=== CHALLENGE ===
Show all lines of the listing that hold the word "value".

[Figure data in JSON]
☆ ☆ ☆ ☆ ☆

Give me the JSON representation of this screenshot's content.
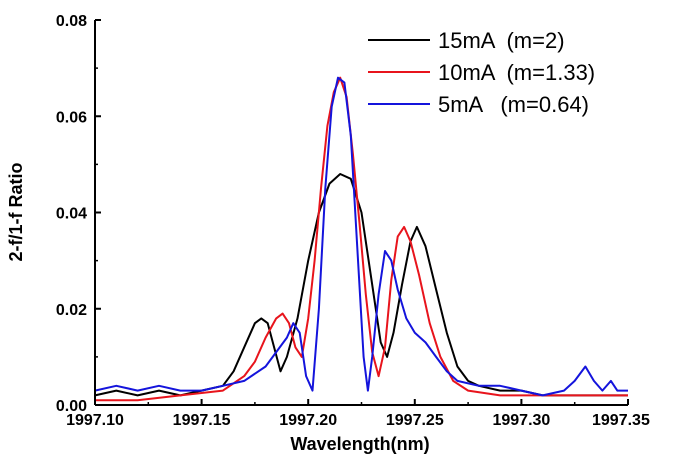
{
  "chart_data": {
    "type": "line",
    "xlabel": "Wavelength(nm)",
    "ylabel": "2-f/1-f Ratio",
    "xlim": [
      1997.1,
      1997.35
    ],
    "ylim": [
      0.0,
      0.08
    ],
    "xticks": [
      {
        "value": 1997.1,
        "label": "1997.10"
      },
      {
        "value": 1997.15,
        "label": "1997.15"
      },
      {
        "value": 1997.2,
        "label": "1997.20"
      },
      {
        "value": 1997.25,
        "label": "1997.25"
      },
      {
        "value": 1997.3,
        "label": "1997.30"
      },
      {
        "value": 1997.35,
        "label": "1997.35"
      }
    ],
    "yticks": [
      {
        "value": 0.0,
        "label": "0.00"
      },
      {
        "value": 0.02,
        "label": "0.02"
      },
      {
        "value": 0.04,
        "label": "0.04"
      },
      {
        "value": 0.06,
        "label": "0.06"
      },
      {
        "value": 0.08,
        "label": "0.08"
      }
    ],
    "grid": false,
    "legend_position": "top-right",
    "series": [
      {
        "name": "15mA  (m=2)",
        "color": "#000000",
        "points": [
          [
            1997.1,
            0.002
          ],
          [
            1997.11,
            0.003
          ],
          [
            1997.12,
            0.002
          ],
          [
            1997.13,
            0.003
          ],
          [
            1997.14,
            0.002
          ],
          [
            1997.15,
            0.003
          ],
          [
            1997.16,
            0.004
          ],
          [
            1997.165,
            0.007
          ],
          [
            1997.17,
            0.012
          ],
          [
            1997.175,
            0.017
          ],
          [
            1997.178,
            0.018
          ],
          [
            1997.181,
            0.017
          ],
          [
            1997.184,
            0.012
          ],
          [
            1997.187,
            0.007
          ],
          [
            1997.19,
            0.01
          ],
          [
            1997.195,
            0.018
          ],
          [
            1997.2,
            0.03
          ],
          [
            1997.205,
            0.04
          ],
          [
            1997.21,
            0.046
          ],
          [
            1997.215,
            0.048
          ],
          [
            1997.22,
            0.047
          ],
          [
            1997.225,
            0.04
          ],
          [
            1997.23,
            0.025
          ],
          [
            1997.234,
            0.013
          ],
          [
            1997.237,
            0.01
          ],
          [
            1997.24,
            0.015
          ],
          [
            1997.244,
            0.025
          ],
          [
            1997.248,
            0.034
          ],
          [
            1997.251,
            0.037
          ],
          [
            1997.255,
            0.033
          ],
          [
            1997.26,
            0.024
          ],
          [
            1997.265,
            0.015
          ],
          [
            1997.27,
            0.008
          ],
          [
            1997.275,
            0.005
          ],
          [
            1997.28,
            0.004
          ],
          [
            1997.29,
            0.003
          ],
          [
            1997.3,
            0.003
          ],
          [
            1997.31,
            0.002
          ],
          [
            1997.32,
            0.002
          ],
          [
            1997.33,
            0.002
          ],
          [
            1997.34,
            0.002
          ],
          [
            1997.35,
            0.002
          ]
        ]
      },
      {
        "name": "10mA  (m=1.33)",
        "color": "#e8141c",
        "points": [
          [
            1997.1,
            0.001
          ],
          [
            1997.12,
            0.001
          ],
          [
            1997.14,
            0.002
          ],
          [
            1997.16,
            0.003
          ],
          [
            1997.17,
            0.006
          ],
          [
            1997.175,
            0.009
          ],
          [
            1997.18,
            0.014
          ],
          [
            1997.185,
            0.018
          ],
          [
            1997.188,
            0.019
          ],
          [
            1997.191,
            0.017
          ],
          [
            1997.194,
            0.012
          ],
          [
            1997.197,
            0.01
          ],
          [
            1997.2,
            0.018
          ],
          [
            1997.203,
            0.03
          ],
          [
            1997.206,
            0.045
          ],
          [
            1997.209,
            0.058
          ],
          [
            1997.212,
            0.065
          ],
          [
            1997.215,
            0.068
          ],
          [
            1997.218,
            0.064
          ],
          [
            1997.221,
            0.052
          ],
          [
            1997.224,
            0.038
          ],
          [
            1997.227,
            0.023
          ],
          [
            1997.23,
            0.011
          ],
          [
            1997.233,
            0.006
          ],
          [
            1997.236,
            0.012
          ],
          [
            1997.239,
            0.026
          ],
          [
            1997.242,
            0.035
          ],
          [
            1997.245,
            0.037
          ],
          [
            1997.248,
            0.034
          ],
          [
            1997.252,
            0.027
          ],
          [
            1997.257,
            0.017
          ],
          [
            1997.262,
            0.01
          ],
          [
            1997.268,
            0.005
          ],
          [
            1997.275,
            0.003
          ],
          [
            1997.29,
            0.002
          ],
          [
            1997.31,
            0.002
          ],
          [
            1997.33,
            0.002
          ],
          [
            1997.35,
            0.002
          ]
        ]
      },
      {
        "name": "5mA   (m=0.64)",
        "color": "#1414dc",
        "points": [
          [
            1997.1,
            0.003
          ],
          [
            1997.11,
            0.004
          ],
          [
            1997.12,
            0.003
          ],
          [
            1997.13,
            0.004
          ],
          [
            1997.14,
            0.003
          ],
          [
            1997.15,
            0.003
          ],
          [
            1997.16,
            0.004
          ],
          [
            1997.17,
            0.005
          ],
          [
            1997.18,
            0.008
          ],
          [
            1997.185,
            0.011
          ],
          [
            1997.19,
            0.014
          ],
          [
            1997.193,
            0.017
          ],
          [
            1997.196,
            0.015
          ],
          [
            1997.199,
            0.006
          ],
          [
            1997.202,
            0.003
          ],
          [
            1997.205,
            0.02
          ],
          [
            1997.208,
            0.045
          ],
          [
            1997.211,
            0.062
          ],
          [
            1997.214,
            0.068
          ],
          [
            1997.217,
            0.067
          ],
          [
            1997.22,
            0.056
          ],
          [
            1997.223,
            0.033
          ],
          [
            1997.226,
            0.01
          ],
          [
            1997.228,
            0.003
          ],
          [
            1997.23,
            0.01
          ],
          [
            1997.233,
            0.023
          ],
          [
            1997.236,
            0.032
          ],
          [
            1997.239,
            0.03
          ],
          [
            1997.242,
            0.024
          ],
          [
            1997.246,
            0.018
          ],
          [
            1997.25,
            0.015
          ],
          [
            1997.255,
            0.013
          ],
          [
            1997.26,
            0.01
          ],
          [
            1997.265,
            0.007
          ],
          [
            1997.27,
            0.005
          ],
          [
            1997.28,
            0.004
          ],
          [
            1997.29,
            0.004
          ],
          [
            1997.3,
            0.003
          ],
          [
            1997.31,
            0.002
          ],
          [
            1997.32,
            0.003
          ],
          [
            1997.325,
            0.005
          ],
          [
            1997.33,
            0.008
          ],
          [
            1997.334,
            0.005
          ],
          [
            1997.338,
            0.003
          ],
          [
            1997.342,
            0.005
          ],
          [
            1997.345,
            0.003
          ],
          [
            1997.35,
            0.003
          ]
        ]
      }
    ]
  }
}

☆ ☆ ☆ ☆ ☆

=== SOLUTION TO THIS PROBLEM ===
        "value": 1997.1,
        "value": 1997.15,
        "value": 1997.2,
        "value": 1997.25,
        "value": 1997.3,
        "value": 1997.35,
        "value": 0.0,
        "value": 0.02,
        "value": 0.04,
        "value": 0.06,
        "value": 0.08,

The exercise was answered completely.